Take the listing and print it in full, exactly as given.

*** Provided material ***

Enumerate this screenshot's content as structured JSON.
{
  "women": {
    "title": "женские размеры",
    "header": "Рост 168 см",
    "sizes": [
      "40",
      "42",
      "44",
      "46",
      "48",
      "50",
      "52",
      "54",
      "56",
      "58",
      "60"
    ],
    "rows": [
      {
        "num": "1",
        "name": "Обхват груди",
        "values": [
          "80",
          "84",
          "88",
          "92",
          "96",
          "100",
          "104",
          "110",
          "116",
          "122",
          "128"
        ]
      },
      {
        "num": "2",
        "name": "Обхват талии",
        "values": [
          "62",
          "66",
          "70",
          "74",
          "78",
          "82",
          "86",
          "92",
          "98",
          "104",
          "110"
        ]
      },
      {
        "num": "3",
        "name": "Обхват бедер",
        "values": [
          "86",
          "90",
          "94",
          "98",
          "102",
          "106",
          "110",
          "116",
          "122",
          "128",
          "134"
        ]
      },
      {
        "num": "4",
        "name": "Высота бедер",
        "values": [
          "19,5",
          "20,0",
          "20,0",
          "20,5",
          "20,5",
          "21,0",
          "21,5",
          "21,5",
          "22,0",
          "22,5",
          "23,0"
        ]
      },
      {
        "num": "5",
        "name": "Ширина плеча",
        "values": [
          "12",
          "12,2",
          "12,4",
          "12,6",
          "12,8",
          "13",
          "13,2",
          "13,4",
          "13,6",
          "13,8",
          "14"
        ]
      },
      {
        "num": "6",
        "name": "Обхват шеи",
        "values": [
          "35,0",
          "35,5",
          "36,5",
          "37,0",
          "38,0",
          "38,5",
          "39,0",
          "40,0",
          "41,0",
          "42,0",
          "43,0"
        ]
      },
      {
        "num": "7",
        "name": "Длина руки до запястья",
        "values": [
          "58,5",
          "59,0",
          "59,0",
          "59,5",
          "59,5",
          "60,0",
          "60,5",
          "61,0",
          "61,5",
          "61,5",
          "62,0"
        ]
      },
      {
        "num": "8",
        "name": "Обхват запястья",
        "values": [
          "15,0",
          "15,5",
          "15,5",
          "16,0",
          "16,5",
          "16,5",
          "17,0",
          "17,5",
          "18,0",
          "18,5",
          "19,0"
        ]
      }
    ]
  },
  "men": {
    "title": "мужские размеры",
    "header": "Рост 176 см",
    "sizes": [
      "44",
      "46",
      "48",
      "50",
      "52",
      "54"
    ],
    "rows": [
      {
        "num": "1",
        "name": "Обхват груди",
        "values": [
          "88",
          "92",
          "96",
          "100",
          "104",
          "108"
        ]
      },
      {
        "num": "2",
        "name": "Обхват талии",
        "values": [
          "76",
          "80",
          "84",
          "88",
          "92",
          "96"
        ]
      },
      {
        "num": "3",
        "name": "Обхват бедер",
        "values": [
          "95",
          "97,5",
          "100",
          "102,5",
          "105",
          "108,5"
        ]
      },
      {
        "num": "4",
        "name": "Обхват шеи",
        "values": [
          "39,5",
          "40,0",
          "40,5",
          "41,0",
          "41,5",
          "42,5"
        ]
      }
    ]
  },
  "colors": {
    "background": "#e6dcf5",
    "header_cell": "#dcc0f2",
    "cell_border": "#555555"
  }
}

***

#### Output below:
Enumerate this screenshot's content as structured JSON.
{
  "women": {
    "title": "женские размеры",
    "header": "Рост 168 см",
    "sizes": [
      "40",
      "42",
      "44",
      "46",
      "48",
      "50",
      "52",
      "54",
      "56",
      "58",
      "60"
    ],
    "rows": [
      {
        "num": "1",
        "name": "Обхват груди",
        "values": [
          "80",
          "84",
          "88",
          "92",
          "96",
          "100",
          "104",
          "110",
          "116",
          "122",
          "128"
        ]
      },
      {
        "num": "2",
        "name": "Обхват талии",
        "values": [
          "62",
          "66",
          "70",
          "74",
          "78",
          "82",
          "86",
          "92",
          "98",
          "104",
          "110"
        ]
      },
      {
        "num": "3",
        "name": "Обхват бедер",
        "values": [
          "86",
          "90",
          "94",
          "98",
          "102",
          "106",
          "110",
          "116",
          "122",
          "128",
          "134"
        ]
      },
      {
        "num": "4",
        "name": "Высота бедер",
        "values": [
          "19,5",
          "20,0",
          "20,0",
          "20,5",
          "20,5",
          "21,0",
          "21,5",
          "21,5",
          "22,0",
          "22,5",
          "23,0"
        ]
      },
      {
        "num": "5",
        "name": "Ширина плеча",
        "values": [
          "12",
          "12,2",
          "12,4",
          "12,6",
          "12,8",
          "13",
          "13,2",
          "13,4",
          "13,6",
          "13,8",
          "14"
        ]
      },
      {
        "num": "6",
        "name": "Обхват шеи",
        "values": [
          "35,0",
          "35,5",
          "36,5",
          "37,0",
          "38,0",
          "38,5",
          "39,0",
          "40,0",
          "41,0",
          "42,0",
          "43,0"
        ]
      },
      {
        "num": "7",
        "name": "Длина руки до запястья",
        "values": [
          "58,5",
          "59,0",
          "59,0",
          "59,5",
          "59,5",
          "60,0",
          "60,5",
          "61,0",
          "61,5",
          "61,5",
          "62,0"
        ]
      },
      {
        "num": "8",
        "name": "Обхват запястья",
        "values": [
          "15,0",
          "15,5",
          "15,5",
          "16,0",
          "16,5",
          "16,5",
          "17,0",
          "17,5",
          "18,0",
          "18,5",
          "19,0"
        ]
      }
    ]
  },
  "men": {
    "title": "мужские размеры",
    "header": "Рост 176 см",
    "sizes": [
      "44",
      "46",
      "48",
      "50",
      "52",
      "54"
    ],
    "rows": [
      {
        "num": "1",
        "name": "Обхват груди",
        "values": [
          "88",
          "92",
          "96",
          "100",
          "104",
          "108"
        ]
      },
      {
        "num": "2",
        "name": "Обхват талии",
        "values": [
          "76",
          "80",
          "84",
          "88",
          "92",
          "96"
        ]
      },
      {
        "num": "3",
        "name": "Обхват бедер",
        "values": [
          "95",
          "97,5",
          "100",
          "102,5",
          "105",
          "108,5"
        ]
      },
      {
        "num": "4",
        "name": "Обхват шеи",
        "values": [
          "39,5",
          "40,0",
          "40,5",
          "41,0",
          "41,5",
          "42,5"
        ]
      }
    ]
  },
  "colors": {
    "background": "#e6dcf5",
    "header_cell": "#dcc0f2",
    "cell_border": "#555555"
  }
}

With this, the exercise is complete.